§ **Task objective**
Select the lines that hold the word "точка" and copy each one.

"""

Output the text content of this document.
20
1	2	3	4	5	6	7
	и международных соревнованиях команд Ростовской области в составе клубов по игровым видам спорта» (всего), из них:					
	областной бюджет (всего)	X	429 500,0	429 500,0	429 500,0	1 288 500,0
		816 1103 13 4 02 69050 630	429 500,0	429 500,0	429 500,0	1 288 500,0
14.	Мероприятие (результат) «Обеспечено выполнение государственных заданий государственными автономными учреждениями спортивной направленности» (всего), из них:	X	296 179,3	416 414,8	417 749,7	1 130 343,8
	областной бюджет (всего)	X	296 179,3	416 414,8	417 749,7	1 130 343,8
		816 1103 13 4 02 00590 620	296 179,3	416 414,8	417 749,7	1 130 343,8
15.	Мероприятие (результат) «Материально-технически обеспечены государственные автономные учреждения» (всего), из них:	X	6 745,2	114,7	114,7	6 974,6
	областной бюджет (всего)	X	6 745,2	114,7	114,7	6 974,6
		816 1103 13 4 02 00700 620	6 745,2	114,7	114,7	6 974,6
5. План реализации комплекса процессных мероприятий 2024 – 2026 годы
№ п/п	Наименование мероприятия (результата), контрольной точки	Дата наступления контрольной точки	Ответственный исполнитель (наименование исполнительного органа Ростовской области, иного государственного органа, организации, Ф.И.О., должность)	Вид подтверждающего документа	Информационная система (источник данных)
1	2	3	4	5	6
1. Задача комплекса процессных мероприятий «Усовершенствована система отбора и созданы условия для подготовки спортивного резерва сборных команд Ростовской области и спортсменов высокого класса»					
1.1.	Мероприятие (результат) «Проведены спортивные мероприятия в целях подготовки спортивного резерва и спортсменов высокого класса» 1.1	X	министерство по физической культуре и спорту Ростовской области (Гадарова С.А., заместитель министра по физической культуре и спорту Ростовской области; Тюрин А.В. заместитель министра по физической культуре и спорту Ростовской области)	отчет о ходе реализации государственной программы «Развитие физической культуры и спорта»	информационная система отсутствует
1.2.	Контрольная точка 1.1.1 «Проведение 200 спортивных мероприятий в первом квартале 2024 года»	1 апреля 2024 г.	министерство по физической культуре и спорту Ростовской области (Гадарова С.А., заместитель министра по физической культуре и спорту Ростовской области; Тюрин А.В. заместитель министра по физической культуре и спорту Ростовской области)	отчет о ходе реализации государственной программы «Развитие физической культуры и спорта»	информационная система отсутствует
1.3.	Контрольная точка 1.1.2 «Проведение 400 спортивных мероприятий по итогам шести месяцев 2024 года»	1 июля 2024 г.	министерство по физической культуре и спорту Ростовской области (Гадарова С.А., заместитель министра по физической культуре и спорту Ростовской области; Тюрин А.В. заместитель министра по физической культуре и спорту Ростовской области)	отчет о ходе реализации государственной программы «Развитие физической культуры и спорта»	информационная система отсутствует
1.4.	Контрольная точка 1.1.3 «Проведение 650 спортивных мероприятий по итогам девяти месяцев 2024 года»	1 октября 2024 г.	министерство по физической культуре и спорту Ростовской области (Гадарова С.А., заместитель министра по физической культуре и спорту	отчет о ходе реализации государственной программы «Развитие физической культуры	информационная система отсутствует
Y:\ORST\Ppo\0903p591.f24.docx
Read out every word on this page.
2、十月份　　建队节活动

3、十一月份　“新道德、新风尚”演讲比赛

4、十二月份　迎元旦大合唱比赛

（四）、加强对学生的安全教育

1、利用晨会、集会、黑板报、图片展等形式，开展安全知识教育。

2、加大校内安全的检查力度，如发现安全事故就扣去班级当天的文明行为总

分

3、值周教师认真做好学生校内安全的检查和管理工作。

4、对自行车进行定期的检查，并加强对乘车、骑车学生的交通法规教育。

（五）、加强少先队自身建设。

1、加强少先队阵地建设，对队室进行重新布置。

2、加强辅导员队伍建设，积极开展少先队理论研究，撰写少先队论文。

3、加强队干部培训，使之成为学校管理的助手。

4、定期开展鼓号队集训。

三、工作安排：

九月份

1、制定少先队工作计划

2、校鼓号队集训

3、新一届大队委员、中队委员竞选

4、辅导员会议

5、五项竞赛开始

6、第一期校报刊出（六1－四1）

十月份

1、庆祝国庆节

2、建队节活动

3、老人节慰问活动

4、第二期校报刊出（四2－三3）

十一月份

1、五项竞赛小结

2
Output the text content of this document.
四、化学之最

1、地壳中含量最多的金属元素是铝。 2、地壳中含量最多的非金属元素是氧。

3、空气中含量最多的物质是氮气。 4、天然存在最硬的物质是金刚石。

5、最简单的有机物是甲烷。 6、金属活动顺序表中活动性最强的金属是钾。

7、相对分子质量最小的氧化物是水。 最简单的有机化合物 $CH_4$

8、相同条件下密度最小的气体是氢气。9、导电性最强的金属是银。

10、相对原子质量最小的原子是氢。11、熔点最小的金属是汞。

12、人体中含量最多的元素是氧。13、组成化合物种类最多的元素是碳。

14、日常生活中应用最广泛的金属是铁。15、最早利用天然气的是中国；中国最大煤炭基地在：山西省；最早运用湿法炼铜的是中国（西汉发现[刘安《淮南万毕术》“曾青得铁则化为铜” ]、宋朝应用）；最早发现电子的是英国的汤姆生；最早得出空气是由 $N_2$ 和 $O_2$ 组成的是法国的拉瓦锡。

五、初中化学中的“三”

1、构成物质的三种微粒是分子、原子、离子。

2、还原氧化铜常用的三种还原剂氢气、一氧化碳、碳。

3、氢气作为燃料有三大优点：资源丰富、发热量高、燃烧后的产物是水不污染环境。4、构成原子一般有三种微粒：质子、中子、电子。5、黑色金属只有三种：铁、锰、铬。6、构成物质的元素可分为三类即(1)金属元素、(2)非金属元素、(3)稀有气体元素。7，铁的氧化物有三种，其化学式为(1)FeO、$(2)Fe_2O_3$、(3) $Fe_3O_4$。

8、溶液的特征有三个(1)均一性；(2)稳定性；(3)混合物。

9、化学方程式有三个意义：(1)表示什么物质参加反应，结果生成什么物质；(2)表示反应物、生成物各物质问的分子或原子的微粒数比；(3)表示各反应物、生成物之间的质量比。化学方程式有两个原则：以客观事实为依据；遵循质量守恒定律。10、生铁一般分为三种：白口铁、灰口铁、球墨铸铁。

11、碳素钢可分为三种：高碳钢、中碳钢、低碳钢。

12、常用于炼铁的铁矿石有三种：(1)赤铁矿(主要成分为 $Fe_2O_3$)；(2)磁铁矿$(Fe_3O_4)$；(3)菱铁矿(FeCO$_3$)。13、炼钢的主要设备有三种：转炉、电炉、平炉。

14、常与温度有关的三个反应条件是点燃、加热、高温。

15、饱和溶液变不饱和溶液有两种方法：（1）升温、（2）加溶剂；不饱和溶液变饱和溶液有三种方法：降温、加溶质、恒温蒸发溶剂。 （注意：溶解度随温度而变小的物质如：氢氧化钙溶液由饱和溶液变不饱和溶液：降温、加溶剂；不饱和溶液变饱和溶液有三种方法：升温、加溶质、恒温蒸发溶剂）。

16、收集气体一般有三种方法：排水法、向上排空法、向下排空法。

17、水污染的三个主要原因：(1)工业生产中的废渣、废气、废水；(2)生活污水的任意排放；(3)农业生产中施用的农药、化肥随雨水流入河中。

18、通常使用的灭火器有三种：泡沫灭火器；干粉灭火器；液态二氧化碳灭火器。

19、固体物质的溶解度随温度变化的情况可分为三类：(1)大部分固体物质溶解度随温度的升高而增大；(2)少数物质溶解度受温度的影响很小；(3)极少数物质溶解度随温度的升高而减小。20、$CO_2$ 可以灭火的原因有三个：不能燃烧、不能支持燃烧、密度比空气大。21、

"""

§ **Answer for the task**
1.2.	Контрольная точка 1.1.1 «Проведение 200 спортивных мероприятий в первом квартале 2024 года»	1 апреля 2024 г.	министерство по физической культуре и спорту Ростовской области (Гадарова С.А., заместитель министра по физической культуре и спорту Ростовской области; Тюрин А.В. заместитель министра по физической культуре и спорту Ростовской области)	отчет о ходе реализации государственной программы «Развитие физической культуры и спорта»	информационная система отсутствует
1.3.	Контрольная точка 1.1.2 «Проведение 400 спортивных мероприятий по итогам шести месяцев 2024 года»	1 июля 2024 г.	министерство по физической культуре и спорту Ростовской области (Гадарова С.А., заместитель министра по физической культуре и спорту Ростовской области; Тюрин А.В. заместитель министра по физической культуре и спорту Ростовской области)	отчет о ходе реализации государственной программы «Развитие физической культуры и спорта»	информационная система отсутствует
1.4.	Контрольная точка 1.1.3 «Проведение 650 спортивных мероприятий по итогам девяти месяцев 2024 года»	1 октября 2024 г.	министерство по физической культуре и спорту Ростовской области (Гадарова С.А., заместитель министра по физической культуре и спорту	отчет о ходе реализации государственной программы «Развитие физической культуры	информационная система отсутствует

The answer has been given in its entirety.